** start SOURCE RECORDS **
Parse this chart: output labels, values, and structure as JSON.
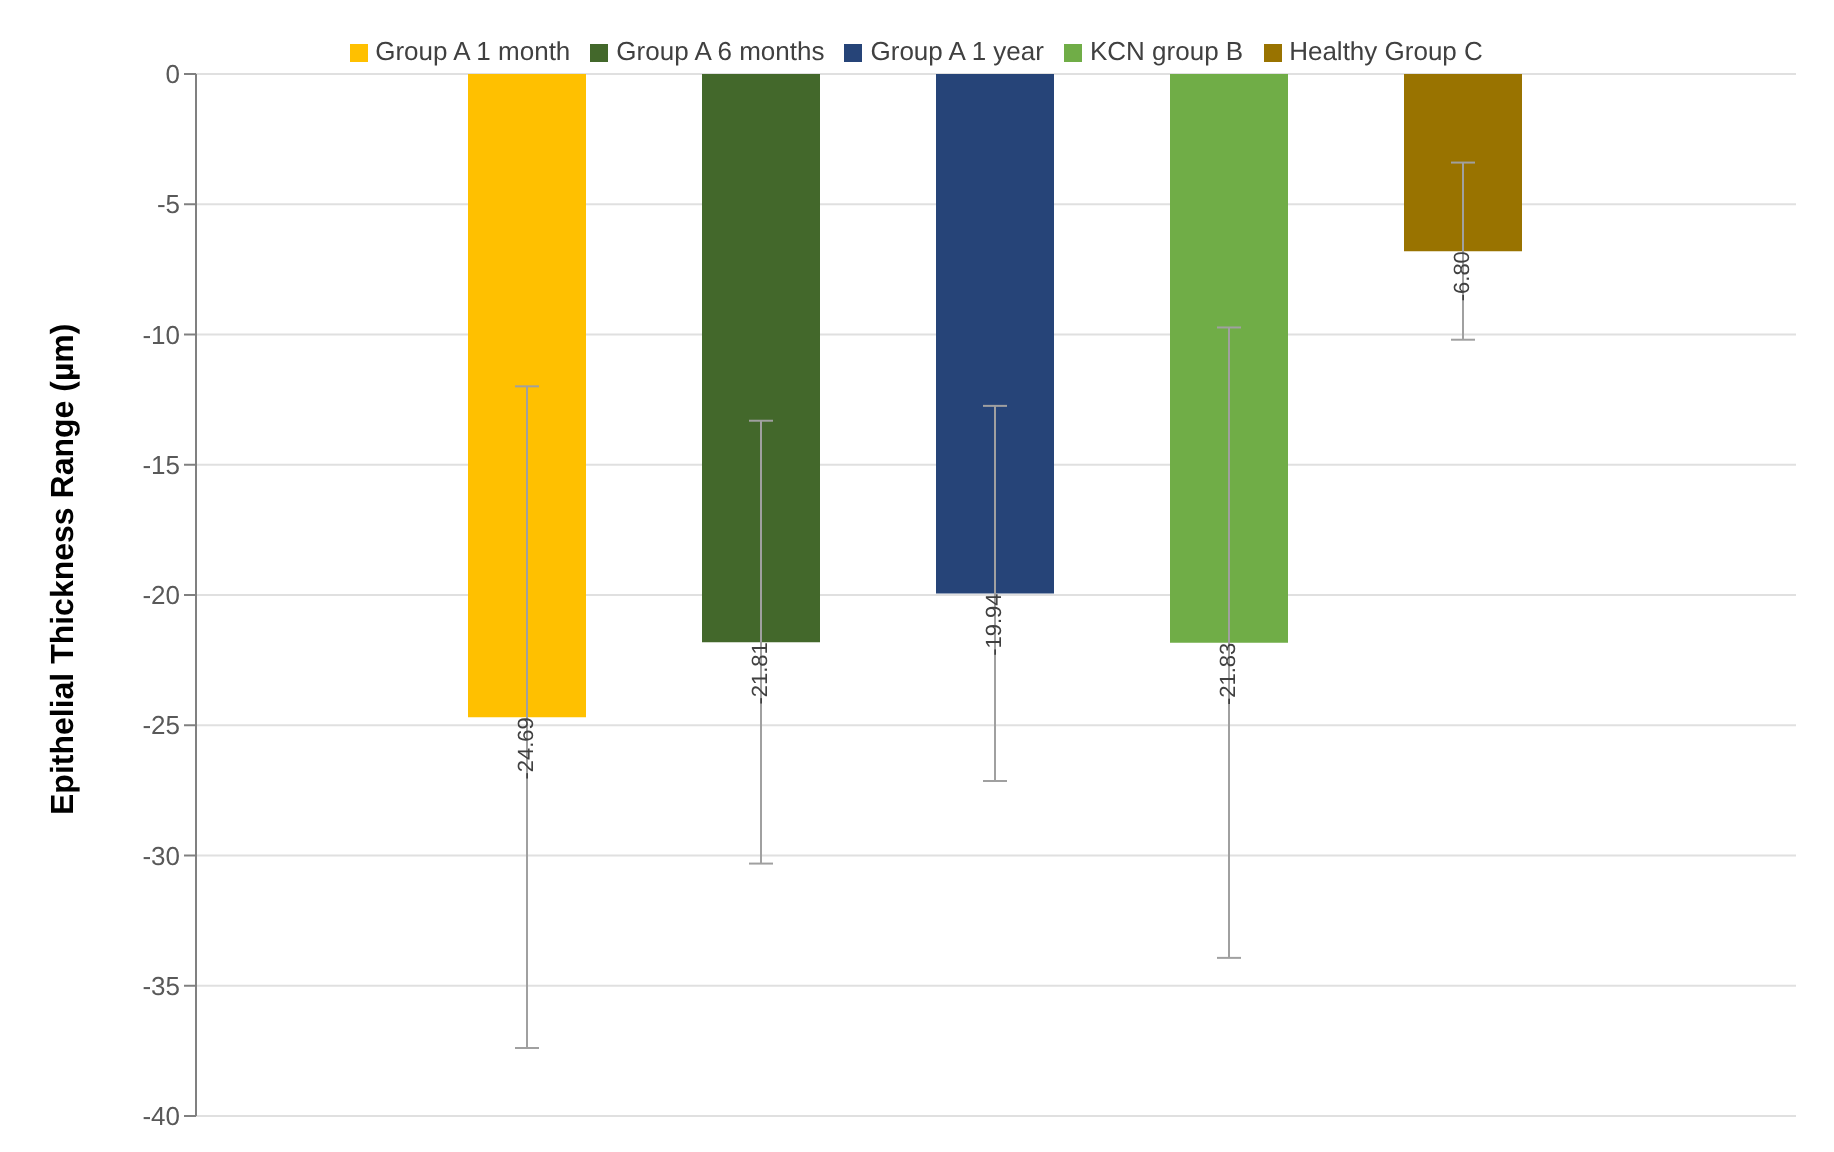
{
  "chart_data": {
    "type": "bar",
    "ylabel": "Epithelial Thickness Range (µm)",
    "categories": [
      null
    ],
    "series": [
      {
        "name": "Group A 1 month",
        "color": "#ffc000",
        "values": [
          -24.69
        ],
        "errors": [
          12.7
        ],
        "value_labels": [
          "-24.69"
        ]
      },
      {
        "name": "Group A 6 months",
        "color": "#43682b",
        "values": [
          -21.81
        ],
        "errors": [
          8.5
        ],
        "value_labels": [
          "-21.81"
        ]
      },
      {
        "name": "Group A 1 year",
        "color": "#264478",
        "values": [
          -19.94
        ],
        "errors": [
          7.2
        ],
        "value_labels": [
          "-19.94"
        ]
      },
      {
        "name": "KCN group B",
        "color": "#70ad47",
        "values": [
          -21.83
        ],
        "errors": [
          12.1
        ],
        "value_labels": [
          "-21.83"
        ]
      },
      {
        "name": "Healthy Group C",
        "color": "#997300",
        "values": [
          -6.8
        ],
        "errors": [
          3.4
        ],
        "value_labels": [
          "-6.80"
        ]
      }
    ],
    "ylim": [
      -40,
      0
    ],
    "yticks": [
      0,
      -5,
      -10,
      -15,
      -20,
      -25,
      -30,
      -35,
      -40
    ],
    "grid": "y",
    "legend": "top"
  }
}
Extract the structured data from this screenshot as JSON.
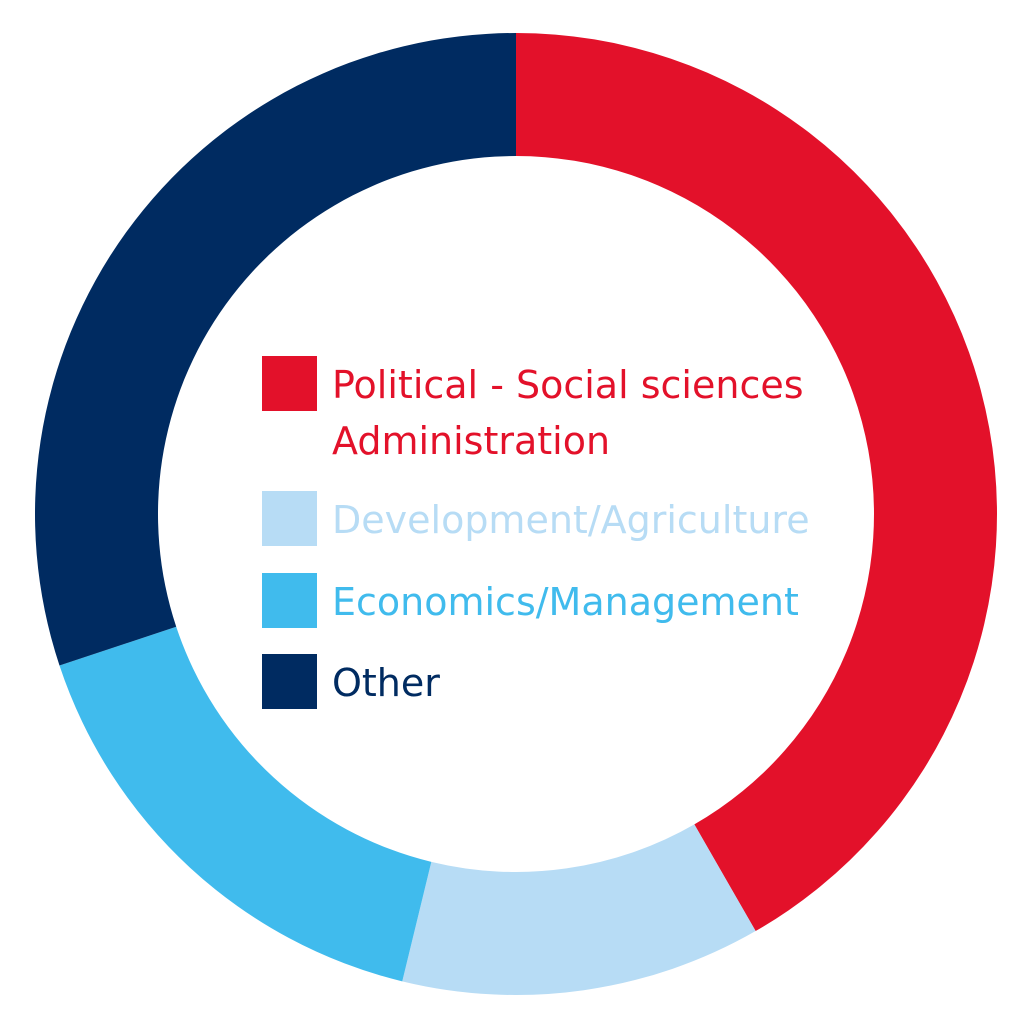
{
  "chart_data": {
    "type": "pie",
    "donut": true,
    "title": "",
    "legend_placement": "center",
    "slices": [
      {
        "label_lines": [
          "Political - Social sciences",
          "Administration"
        ],
        "value": 41.7,
        "color": "#e3112a"
      },
      {
        "label_lines": [
          "Development/Agriculture"
        ],
        "value": 12.1,
        "color": "#b7dcf5"
      },
      {
        "label_lines": [
          "Economics/Management"
        ],
        "value": 16.1,
        "color": "#40bbed"
      },
      {
        "label_lines": [
          "Other"
        ],
        "value": 30.1,
        "color": "#002b61"
      }
    ]
  }
}
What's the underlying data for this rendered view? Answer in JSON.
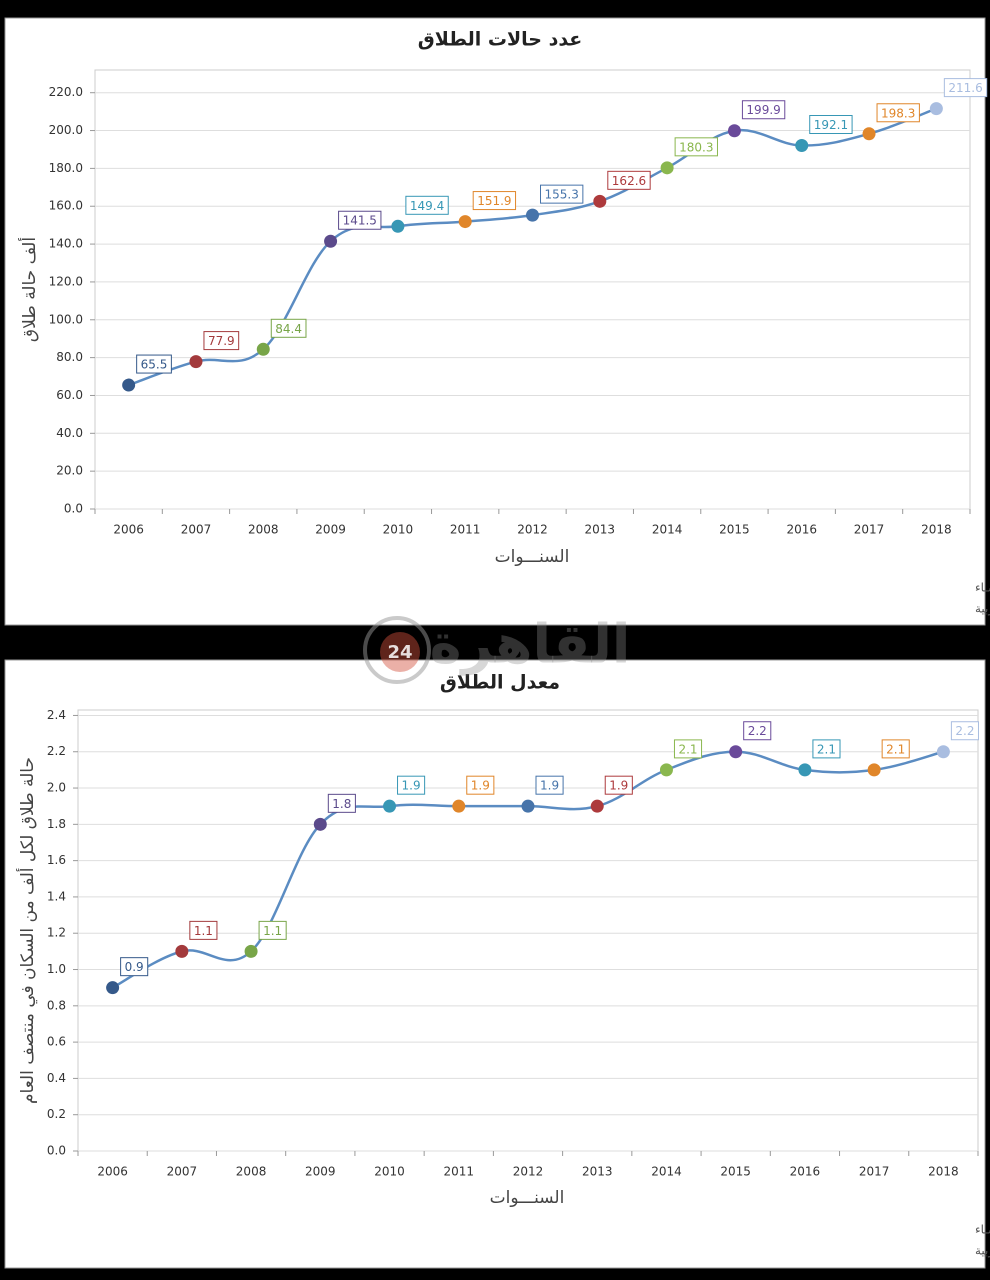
{
  "chart_data": [
    {
      "type": "line",
      "title": "عدد حالات الطلاق",
      "y_label": "ألف حالة طلاق",
      "x_label": "السنـــوات",
      "categories": [
        "2006",
        "2007",
        "2008",
        "2009",
        "2010",
        "2011",
        "2012",
        "2013",
        "2014",
        "2015",
        "2016",
        "2017",
        "2018"
      ],
      "values": [
        65.5,
        77.9,
        84.4,
        141.5,
        149.4,
        151.9,
        155.3,
        162.6,
        180.3,
        199.9,
        192.1,
        198.3,
        211.6
      ],
      "point_colors": [
        "#35598a",
        "#a33a3c",
        "#78a548",
        "#5b4a8b",
        "#3797b5",
        "#e0862a",
        "#4774aa",
        "#ad3a3c",
        "#8ab74e",
        "#6a4a9a",
        "#3797b5",
        "#e0862a",
        "#a9bde0"
      ],
      "line_color": "#5b8cc2",
      "ylim": [
        0,
        232
      ],
      "yticks": [
        {
          "value": 0,
          "label": "0.0"
        },
        {
          "value": 20,
          "label": "20.0"
        },
        {
          "value": 40,
          "label": "40.0"
        },
        {
          "value": 60,
          "label": "60.0"
        },
        {
          "value": 80,
          "label": "80.0"
        },
        {
          "value": 100,
          "label": "100.0"
        },
        {
          "value": 120,
          "label": "120.0"
        },
        {
          "value": 140,
          "label": "140.0"
        },
        {
          "value": 160,
          "label": "160.0"
        },
        {
          "value": 180,
          "label": "180.0"
        },
        {
          "value": 200,
          "label": "200.0"
        },
        {
          "value": 220,
          "label": "220.0"
        }
      ],
      "grid": true,
      "notes": [
        "حقوق الملكية للجهـاز المركزي للتعبئة العـامة والأحصـاء",
        "المصدر الأساسي للأحصاءات الرسمية لجمهورية مصر العربية"
      ]
    },
    {
      "type": "line",
      "title": "معدل الطلاق",
      "y_label": "حالة طلاق لكل ألف من السكان في منتصف العام",
      "x_label": "السنـــوات",
      "categories": [
        "2006",
        "2007",
        "2008",
        "2009",
        "2010",
        "2011",
        "2012",
        "2013",
        "2014",
        "2015",
        "2016",
        "2017",
        "2018"
      ],
      "values": [
        0.9,
        1.1,
        1.1,
        1.8,
        1.9,
        1.9,
        1.9,
        1.9,
        2.1,
        2.2,
        2.1,
        2.1,
        2.2
      ],
      "point_colors": [
        "#35598a",
        "#a33a3c",
        "#78a548",
        "#5b4a8b",
        "#3797b5",
        "#e0862a",
        "#4774aa",
        "#ad3a3c",
        "#8ab74e",
        "#6a4a9a",
        "#3797b5",
        "#e0862a",
        "#a9bde0"
      ],
      "line_color": "#5b8cc2",
      "ylim": [
        0,
        2.43
      ],
      "yticks": [
        {
          "value": 0,
          "label": "0.0"
        },
        0.2,
        0.4,
        0.6,
        0.8,
        {
          "value": 1,
          "label": "1.0"
        },
        1.2,
        1.4,
        1.6,
        1.8,
        {
          "value": 2,
          "label": "2.0"
        },
        2.2,
        2.4
      ],
      "grid": true,
      "notes": [
        "حقوق الملكية للجهـاز المركزي للتعبئة العـامة والأحصـاء",
        "المصدر الأساسي للأحصاءات الرسمية لجمهورية مصر العربية"
      ]
    }
  ],
  "watermark": {
    "name": "القاهرة",
    "badge": "24"
  }
}
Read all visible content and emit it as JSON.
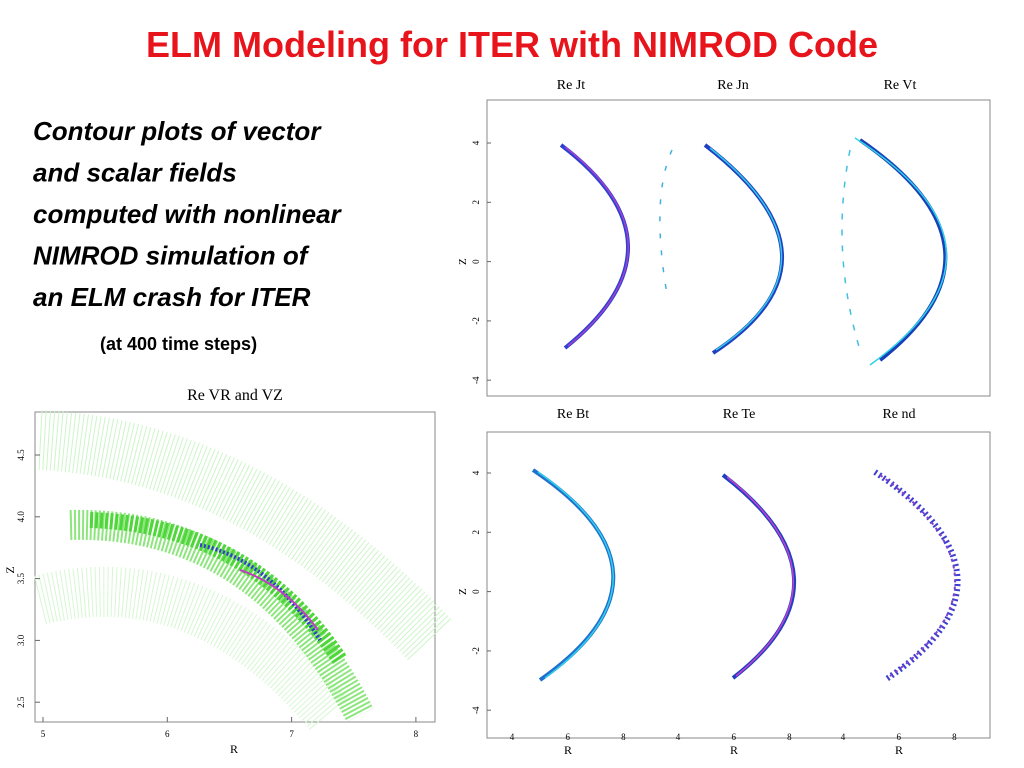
** end SOURCE RECORDS **
| PROBLEM |
Each record above is to be restated exactly, with its pictures removed from the copy.

| FINISHED ANSWER |
Parse this chart: output labels, values, and structure as JSON.
{
  "chart_data": {
    "type": "bar",
    "ylabel": "Epithelial Thickness Range (µm)",
    "categories": [
      null
    ],
    "series": [
      {
        "name": "Group A 1 month",
        "color": "#ffc000",
        "values": [
          -24.69
        ],
        "errors": [
          12.7
        ],
        "value_labels": [
          "-24.69"
        ]
      },
      {
        "name": "Group A 6 months",
        "color": "#43682b",
        "values": [
          -21.81
        ],
        "errors": [
          8.5
        ],
        "value_labels": [
          "-21.81"
        ]
      },
      {
        "name": "Group A 1 year",
        "color": "#264478",
        "values": [
          -19.94
        ],
        "errors": [
          7.2
        ],
        "value_labels": [
          "-19.94"
        ]
      },
      {
        "name": "KCN group B",
        "color": "#70ad47",
        "values": [
          -21.83
        ],
        "errors": [
          12.1
        ],
        "value_labels": [
          "-21.83"
        ]
      },
      {
        "name": "Healthy Group C",
        "color": "#997300",
        "values": [
          -6.8
        ],
        "errors": [
          3.4
        ],
        "value_labels": [
          "-6.80"
        ]
      }
    ],
    "ylim": [
      -40,
      0
    ],
    "yticks": [
      0,
      -5,
      -10,
      -15,
      -20,
      -25,
      -30,
      -35,
      -40
    ],
    "grid": "y",
    "legend": "top"
  }
}
Extract the structured data from this screenshot as JSON.
{
  "chart_data": {
    "type": "pie",
    "donut": true,
    "title": "",
    "legend_placement": "center",
    "slices": [
      {
        "label_lines": [
          "Political - Social sciences",
          "Administration"
        ],
        "value": 41.7,
        "color": "#e3112a"
      },
      {
        "label_lines": [
          "Development/Agriculture"
        ],
        "value": 12.1,
        "color": "#b7dcf5"
      },
      {
        "label_lines": [
          "Economics/Management"
        ],
        "value": 16.1,
        "color": "#40bbed"
      },
      {
        "label_lines": [
          "Other"
        ],
        "value": 30.1,
        "color": "#002b61"
      }
    ]
  }
}
What's the underlying data for this rendered view? Answer in JSON.
{
  "chart_data": [
    {
      "type": "line",
      "title": "عدد حالات الطلاق",
      "y_label": "ألف حالة طلاق",
      "x_label": "السنـــوات",
      "categories": [
        "2006",
        "2007",
        "2008",
        "2009",
        "2010",
        "2011",
        "2012",
        "2013",
        "2014",
        "2015",
        "2016",
        "2017",
        "2018"
      ],
      "values": [
        65.5,
        77.9,
        84.4,
        141.5,
        149.4,
        151.9,
        155.3,
        162.6,
        180.3,
        199.9,
        192.1,
        198.3,
        211.6
      ],
      "point_colors": [
        "#35598a",
        "#a33a3c",
        "#78a548",
        "#5b4a8b",
        "#3797b5",
        "#e0862a",
        "#4774aa",
        "#ad3a3c",
        "#8ab74e",
        "#6a4a9a",
        "#3797b5",
        "#e0862a",
        "#a9bde0"
      ],
      "line_color": "#5b8cc2",
      "ylim": [
        0,
        232
      ],
      "yticks": [
        {
          "value": 0,
          "label": "0.0"
        },
        {
          "value": 20,
          "label": "20.0"
        },
        {
          "value": 40,
          "label": "40.0"
        },
        {
          "value": 60,
          "label": "60.0"
        },
        {
          "value": 80,
          "label": "80.0"
        },
        {
          "value": 100,
          "label": "100.0"
        },
        {
          "value": 120,
          "label": "120.0"
        },
        {
          "value": 140,
          "label": "140.0"
        },
        {
          "value": 160,
          "label": "160.0"
        },
        {
          "value": 180,
          "label": "180.0"
        },
        {
          "value": 200,
          "label": "200.0"
        },
        {
          "value": 220,
          "label": "220.0"
        }
      ],
      "grid": true,
      "notes": [
        "حقوق الملكية للجهـاز المركزي للتعبئة العـامة والأحصـاء",
        "المصدر الأساسي للأحصاءات الرسمية لجمهورية مصر العربية"
      ]
    },
    {
      "type": "line",
      "title": "معدل الطلاق",
      "y_label": "حالة طلاق لكل ألف من السكان في منتصف العام",
      "x_label": "السنـــوات",
      "categories": [
        "2006",
        "2007",
        "2008",
        "2009",
        "2010",
        "2011",
        "2012",
        "2013",
        "2014",
        "2015",
        "2016",
        "2017",
        "2018"
      ],
      "values": [
        0.9,
        1.1,
        1.1,
        1.8,
        1.9,
        1.9,
        1.9,
        1.9,
        2.1,
        2.2,
        2.1,
        2.1,
        2.2
      ],
      "point_colors": [
        "#35598a",
        "#a33a3c",
        "#78a548",
        "#5b4a8b",
        "#3797b5",
        "#e0862a",
        "#4774aa",
        "#ad3a3c",
        "#8ab74e",
        "#6a4a9a",
        "#3797b5",
        "#e0862a",
        "#a9bde0"
      ],
      "line_color": "#5b8cc2",
      "ylim": [
        0,
        2.43
      ],
      "yticks": [
        {
          "value": 0,
          "label": "0.0"
        },
        0.2,
        0.4,
        0.6,
        0.8,
        {
          "value": 1,
          "label": "1.0"
        },
        1.2,
        1.4,
        1.6,
        1.8,
        {
          "value": 2,
          "label": "2.0"
        },
        2.2,
        2.4
      ],
      "grid": true,
      "notes": [
        "حقوق الملكية للجهـاز المركزي للتعبئة العـامة والأحصـاء",
        "المصدر الأساسي للأحصاءات الرسمية لجمهورية مصر العربية"
      ]
    }
  ],
  "watermark": {
    "name": "القاهرة",
    "badge": "24"
  }
}
Read all visible content and emit it as JSON.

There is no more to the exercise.